- _REQUIREMENTS_: Using the author interview, explain in one to three sentences why the book is called White Fire.

- _PAGE EXCERPT_:
CONVERSATION WITH THE AUTHOR

Tell me about White Fire, what is the book about?

The subject is about a pilgrim, a spiritual pilgrim-someone who is looking and wondering where we are.

White Fire, what does the title mean?

In the Talmud, the commentaries to the Torah, and in the Five Books of Moses, the text reads: “Torah is written with black fire upon white fire.” Consider perspective…if women are like white fire and one can not read that text-the foreground / background conundrum, one misses a message. This is a book whose content involves the message of considering another perspective, “the other half of the sky” as John Lennon said, quoting Chairman Mao, about women.

 

Who do you want to read White Fire?

I would like anybody whose interested in just trying to find another way to live in the world now with some slim hope that things could be different to read this book. Women spiritual leaders are changing faith groups. Their energy is changing faith groups; they have a different style of the way they do things. Many men have come up to me and said: “This is the first time I’ve ever hugged and kissed a rabbi.” If women are more accessible, then maybe the feminine is not the transcendent distant entity.

As a religious representative it’s not just that you are a woman in a position of authority, you really are representing in someway a different face of the divine. Maybe, that could make a difference too about global pronouncements of what can change. At the very least anybody who reads this book will acknowledge that maybe there really is a different way that hasn’t been tried. And the reader is left with some hope.

But now that women are in leadership I think that we have a profound responsibility to seize that authority we’ve been given. And as outsiders to seriously challenge the status quo. I read the newspaper everyday. Is no one awake to stop what’s going on? Who has any way of stopping the direction we are going? I know that ministers during the holocaust spoke from the pulpit, many who were not killed, were arrested. To call yourself a spiritual leader today, you should be afflicting the comfortable. If you can’t comfort the afflicted, let’s just go after afflicting the comfortable.

Is this a political book?

Politics is basically anytime two people sit down together. The only place that I can talk about the Middle East or any aspect of peace is out of the political world because I don’t know politics. But I can speak from a place of spirit. And I’m not a pacifist.

The war is the war against the dominant who use their power to dominate others. I say the war is against those with the will to dominate and we can’t do it the same way. We can’t just dominate them. We have to do it another way, with love. And every woman I spoke to in this book said basically the same thing.

Why did you choose the women you interviewed? Did you find women who represented different aspects of religion and spirituality?

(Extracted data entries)
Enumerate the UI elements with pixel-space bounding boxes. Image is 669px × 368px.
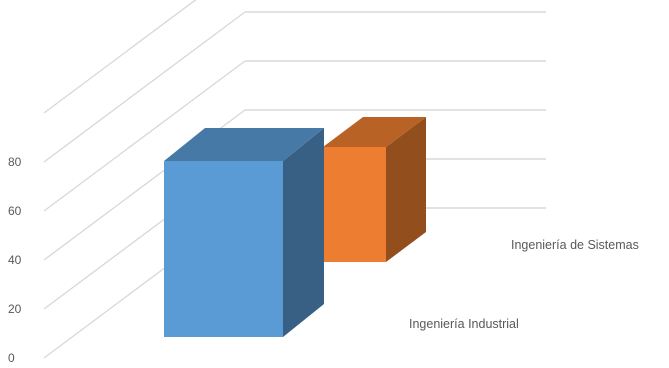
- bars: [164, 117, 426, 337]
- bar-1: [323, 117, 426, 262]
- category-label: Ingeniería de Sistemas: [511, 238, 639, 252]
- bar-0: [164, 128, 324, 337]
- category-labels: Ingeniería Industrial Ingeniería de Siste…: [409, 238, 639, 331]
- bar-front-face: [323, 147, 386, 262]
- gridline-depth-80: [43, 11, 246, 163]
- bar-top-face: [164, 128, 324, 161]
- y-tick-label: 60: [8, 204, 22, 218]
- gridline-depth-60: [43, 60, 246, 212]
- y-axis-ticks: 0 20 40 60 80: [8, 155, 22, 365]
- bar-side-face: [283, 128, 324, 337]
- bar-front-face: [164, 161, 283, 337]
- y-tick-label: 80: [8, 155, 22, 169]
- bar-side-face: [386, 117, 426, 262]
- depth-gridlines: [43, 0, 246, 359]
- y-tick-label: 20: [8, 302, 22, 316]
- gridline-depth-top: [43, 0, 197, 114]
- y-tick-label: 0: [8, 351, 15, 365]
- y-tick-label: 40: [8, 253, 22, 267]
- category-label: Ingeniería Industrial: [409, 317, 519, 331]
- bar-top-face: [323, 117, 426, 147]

- _SOLUTION_: The title comes from a line in the Talmud and the Five Books of Moses saying that the Torah is written with black fire upon white fire. The author compares women to the white fire, the background that people fail to read, so overlooking it means missing a message. The book asks readers to consider that other perspective.